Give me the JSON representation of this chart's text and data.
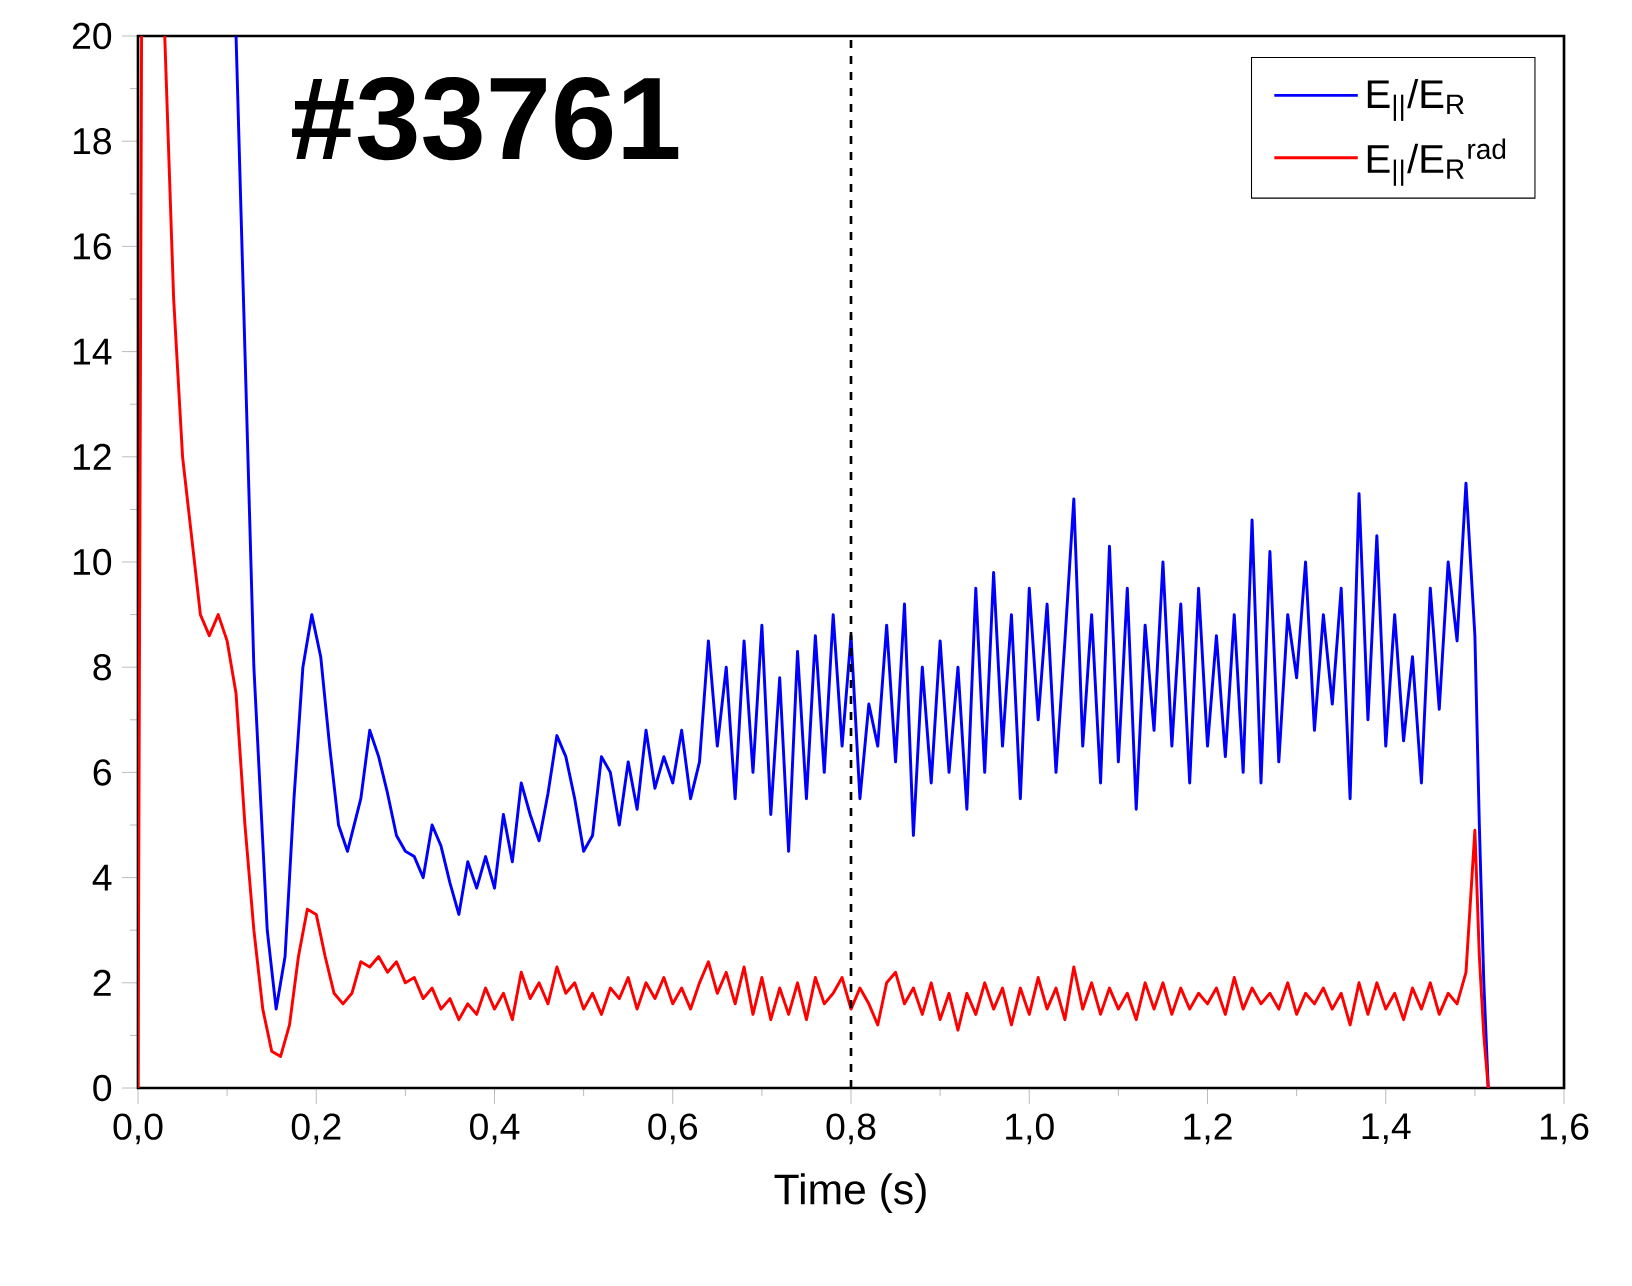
{
  "chart_data": {
    "type": "line",
    "xlabel": "Time (s)",
    "annotations": [
      "#33761"
    ],
    "xlim": [
      0,
      1.6
    ],
    "ylim": [
      0,
      20
    ],
    "xticks": [
      {
        "value": 0,
        "label": "0,0"
      },
      {
        "value": 0.2,
        "label": "0,2"
      },
      {
        "value": 0.4,
        "label": "0,4"
      },
      {
        "value": 0.6,
        "label": "0,6"
      },
      {
        "value": 0.8,
        "label": "0,8"
      },
      {
        "value": 1.0,
        "label": "1,0"
      },
      {
        "value": 1.2,
        "label": "1,2"
      },
      {
        "value": 1.4,
        "label": "1,4"
      },
      {
        "value": 1.6,
        "label": "1,6"
      }
    ],
    "yticks": [
      0,
      2,
      4,
      6,
      8,
      10,
      12,
      14,
      16,
      18,
      20
    ],
    "grid": false,
    "legend": "top right",
    "line_style": "solid",
    "marker": "none",
    "ref_lines": [
      {
        "axis": "x",
        "value": 0.8,
        "color": "#000000",
        "line_style": "dashed"
      }
    ],
    "series": [
      {
        "name": "E$_{||}$/E$_{R}$",
        "color": "#0000ff",
        "x": [
          0.11,
          0.12,
          0.13,
          0.145,
          0.155,
          0.165,
          0.175,
          0.185,
          0.195,
          0.205,
          0.215,
          0.225,
          0.235,
          0.25,
          0.26,
          0.27,
          0.28,
          0.29,
          0.3,
          0.31,
          0.32,
          0.33,
          0.34,
          0.35,
          0.36,
          0.37,
          0.38,
          0.39,
          0.4,
          0.41,
          0.42,
          0.43,
          0.44,
          0.45,
          0.46,
          0.47,
          0.48,
          0.49,
          0.5,
          0.51,
          0.52,
          0.53,
          0.54,
          0.55,
          0.56,
          0.57,
          0.58,
          0.59,
          0.6,
          0.61,
          0.62,
          0.63,
          0.64,
          0.65,
          0.66,
          0.67,
          0.68,
          0.69,
          0.7,
          0.71,
          0.72,
          0.73,
          0.74,
          0.75,
          0.76,
          0.77,
          0.78,
          0.79,
          0.8,
          0.81,
          0.82,
          0.83,
          0.84,
          0.85,
          0.86,
          0.87,
          0.88,
          0.89,
          0.9,
          0.91,
          0.92,
          0.93,
          0.94,
          0.95,
          0.96,
          0.97,
          0.98,
          0.99,
          1.0,
          1.01,
          1.02,
          1.03,
          1.04,
          1.05,
          1.06,
          1.07,
          1.08,
          1.09,
          1.1,
          1.11,
          1.12,
          1.13,
          1.14,
          1.15,
          1.16,
          1.17,
          1.18,
          1.19,
          1.2,
          1.21,
          1.22,
          1.23,
          1.24,
          1.25,
          1.26,
          1.27,
          1.28,
          1.29,
          1.3,
          1.31,
          1.32,
          1.33,
          1.34,
          1.35,
          1.36,
          1.37,
          1.38,
          1.39,
          1.4,
          1.41,
          1.42,
          1.43,
          1.44,
          1.45,
          1.46,
          1.47,
          1.48,
          1.49,
          1.5,
          1.505,
          1.51,
          1.515
        ],
        "values": [
          20,
          14,
          8,
          3,
          1.5,
          2.5,
          5.5,
          8,
          9,
          8.2,
          6.5,
          5,
          4.5,
          5.5,
          6.8,
          6.3,
          5.6,
          4.8,
          4.5,
          4.4,
          4.0,
          5.0,
          4.6,
          3.9,
          3.3,
          4.3,
          3.8,
          4.4,
          3.8,
          5.2,
          4.3,
          5.8,
          5.2,
          4.7,
          5.6,
          6.7,
          6.3,
          5.5,
          4.5,
          4.8,
          6.3,
          6.0,
          5.0,
          6.2,
          5.3,
          6.8,
          5.7,
          6.3,
          5.8,
          6.8,
          5.5,
          6.2,
          8.5,
          6.5,
          8.0,
          5.5,
          8.5,
          6.0,
          8.8,
          5.2,
          7.8,
          4.5,
          8.3,
          5.5,
          8.6,
          6.0,
          9.0,
          6.5,
          8.6,
          5.5,
          7.3,
          6.5,
          8.8,
          6.2,
          9.2,
          4.8,
          8.0,
          5.8,
          8.5,
          6.0,
          8.0,
          5.3,
          9.5,
          6.0,
          9.8,
          6.5,
          9.0,
          5.5,
          9.5,
          7.0,
          9.2,
          6.0,
          8.5,
          11.2,
          6.5,
          9.0,
          5.8,
          10.3,
          6.2,
          9.5,
          5.3,
          8.8,
          6.8,
          10.0,
          6.5,
          9.2,
          5.8,
          9.5,
          6.5,
          8.6,
          6.3,
          9.0,
          6.0,
          10.8,
          5.8,
          10.2,
          6.2,
          9.0,
          7.8,
          10.0,
          6.8,
          9.0,
          7.3,
          9.5,
          5.5,
          11.3,
          7.0,
          10.5,
          6.5,
          9.0,
          6.6,
          8.2,
          5.8,
          9.5,
          7.2,
          10.0,
          8.5,
          11.5,
          8.6,
          5.0,
          2.0,
          0
        ]
      },
      {
        "name": "E$_{||}$/E$_{R}$$^{rad}$",
        "color": "#ff0000",
        "x": [
          0,
          0.004,
          0.01,
          0.03,
          0.04,
          0.05,
          0.06,
          0.07,
          0.08,
          0.09,
          0.1,
          0.11,
          0.12,
          0.13,
          0.14,
          0.15,
          0.16,
          0.17,
          0.18,
          0.19,
          0.2,
          0.21,
          0.22,
          0.23,
          0.24,
          0.25,
          0.26,
          0.27,
          0.28,
          0.29,
          0.3,
          0.31,
          0.32,
          0.33,
          0.34,
          0.35,
          0.36,
          0.37,
          0.38,
          0.39,
          0.4,
          0.41,
          0.42,
          0.43,
          0.44,
          0.45,
          0.46,
          0.47,
          0.48,
          0.49,
          0.5,
          0.51,
          0.52,
          0.53,
          0.54,
          0.55,
          0.56,
          0.57,
          0.58,
          0.59,
          0.6,
          0.61,
          0.62,
          0.63,
          0.64,
          0.65,
          0.66,
          0.67,
          0.68,
          0.69,
          0.7,
          0.71,
          0.72,
          0.73,
          0.74,
          0.75,
          0.76,
          0.77,
          0.78,
          0.79,
          0.8,
          0.81,
          0.82,
          0.83,
          0.84,
          0.85,
          0.86,
          0.87,
          0.88,
          0.89,
          0.9,
          0.91,
          0.92,
          0.93,
          0.94,
          0.95,
          0.96,
          0.97,
          0.98,
          0.99,
          1.0,
          1.01,
          1.02,
          1.03,
          1.04,
          1.05,
          1.06,
          1.07,
          1.08,
          1.09,
          1.1,
          1.11,
          1.12,
          1.13,
          1.14,
          1.15,
          1.16,
          1.17,
          1.18,
          1.19,
          1.2,
          1.21,
          1.22,
          1.23,
          1.24,
          1.25,
          1.26,
          1.27,
          1.28,
          1.29,
          1.3,
          1.31,
          1.32,
          1.33,
          1.34,
          1.35,
          1.36,
          1.37,
          1.38,
          1.39,
          1.4,
          1.41,
          1.42,
          1.43,
          1.44,
          1.45,
          1.46,
          1.47,
          1.48,
          1.49,
          1.5,
          1.505,
          1.51,
          1.515
        ],
        "values": [
          0,
          20,
          null,
          20,
          15,
          12,
          10.5,
          9.0,
          8.6,
          9.0,
          8.5,
          7.5,
          5.0,
          3.0,
          1.5,
          0.7,
          0.6,
          1.2,
          2.5,
          3.4,
          3.3,
          2.5,
          1.8,
          1.6,
          1.8,
          2.4,
          2.3,
          2.5,
          2.2,
          2.4,
          2.0,
          2.1,
          1.7,
          1.9,
          1.5,
          1.7,
          1.3,
          1.6,
          1.4,
          1.9,
          1.5,
          1.8,
          1.3,
          2.2,
          1.7,
          2.0,
          1.6,
          2.3,
          1.8,
          2.0,
          1.5,
          1.8,
          1.4,
          1.9,
          1.7,
          2.1,
          1.5,
          2.0,
          1.7,
          2.1,
          1.6,
          1.9,
          1.5,
          2.0,
          2.4,
          1.8,
          2.2,
          1.6,
          2.3,
          1.4,
          2.1,
          1.3,
          1.9,
          1.4,
          2.0,
          1.3,
          2.1,
          1.6,
          1.8,
          2.1,
          1.5,
          1.9,
          1.6,
          1.2,
          2.0,
          2.2,
          1.6,
          1.9,
          1.4,
          2.0,
          1.3,
          1.8,
          1.1,
          1.8,
          1.4,
          2.0,
          1.5,
          1.9,
          1.2,
          1.9,
          1.4,
          2.1,
          1.5,
          1.9,
          1.3,
          2.3,
          1.5,
          2.0,
          1.4,
          1.9,
          1.5,
          1.8,
          1.3,
          2.0,
          1.5,
          2.0,
          1.4,
          1.9,
          1.5,
          1.8,
          1.6,
          1.9,
          1.4,
          2.1,
          1.5,
          1.9,
          1.6,
          1.8,
          1.5,
          2.0,
          1.4,
          1.8,
          1.6,
          1.9,
          1.5,
          1.8,
          1.2,
          2.0,
          1.4,
          2.0,
          1.5,
          1.8,
          1.3,
          1.9,
          1.5,
          2.0,
          1.4,
          1.8,
          1.6,
          2.2,
          4.9,
          2.5,
          1.0,
          0
        ]
      }
    ]
  }
}
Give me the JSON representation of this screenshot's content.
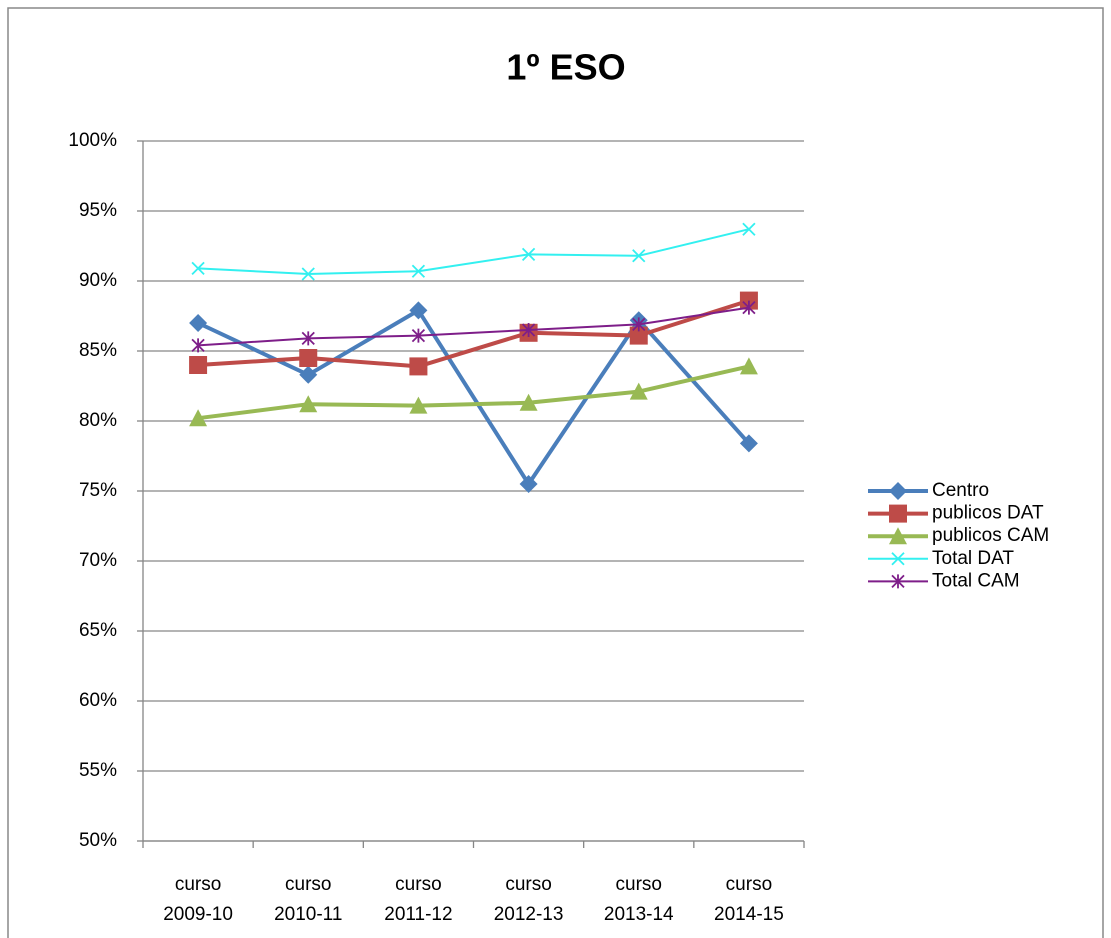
{
  "chart_data": {
    "type": "line",
    "title": "1º ESO",
    "categories": [
      "curso 2009-10",
      "curso 2010-11",
      "curso 2011-12",
      "curso 2012-13",
      "curso 2013-14",
      "curso 2014-15"
    ],
    "series": [
      {
        "name": "Centro",
        "color": "#4a7ebb",
        "marker": "diamond",
        "width": 4,
        "values": [
          87.0,
          83.3,
          87.9,
          75.5,
          87.2,
          78.4
        ]
      },
      {
        "name": "publicos DAT",
        "color": "#be4b48",
        "marker": "square",
        "width": 4,
        "values": [
          84.0,
          84.5,
          83.9,
          86.3,
          86.1,
          88.6
        ]
      },
      {
        "name": "publicos CAM",
        "color": "#98b954",
        "marker": "triangle",
        "width": 4,
        "values": [
          80.2,
          81.2,
          81.1,
          81.3,
          82.1,
          83.9
        ]
      },
      {
        "name": "Total DAT",
        "color": "#33f0f0",
        "marker": "x",
        "width": 2,
        "values": [
          90.9,
          90.5,
          90.7,
          91.9,
          91.8,
          93.7
        ]
      },
      {
        "name": "Total CAM",
        "color": "#7e1e89",
        "marker": "star",
        "width": 2,
        "values": [
          85.4,
          85.9,
          86.1,
          86.5,
          86.9,
          88.1
        ]
      }
    ],
    "ylim": [
      50,
      100
    ],
    "yticks": [
      {
        "value": 50,
        "label": "50%"
      },
      {
        "value": 55,
        "label": "55%"
      },
      {
        "value": 60,
        "label": "60%"
      },
      {
        "value": 65,
        "label": "65%"
      },
      {
        "value": 70,
        "label": "70%"
      },
      {
        "value": 75,
        "label": "75%"
      },
      {
        "value": 80,
        "label": "80%"
      },
      {
        "value": 85,
        "label": "85%"
      },
      {
        "value": 90,
        "label": "90%"
      },
      {
        "value": 95,
        "label": "95%"
      },
      {
        "value": 100,
        "label": "100%"
      }
    ],
    "grid": true,
    "legend": "right"
  }
}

··········

Copy all lines of the material above where the string "marker" occurs.

    "marker": "none",
        "marker": "diamond",
        "marker": "square",
        "marker": "triangle",
        "marker": "x",
        "marker": "star",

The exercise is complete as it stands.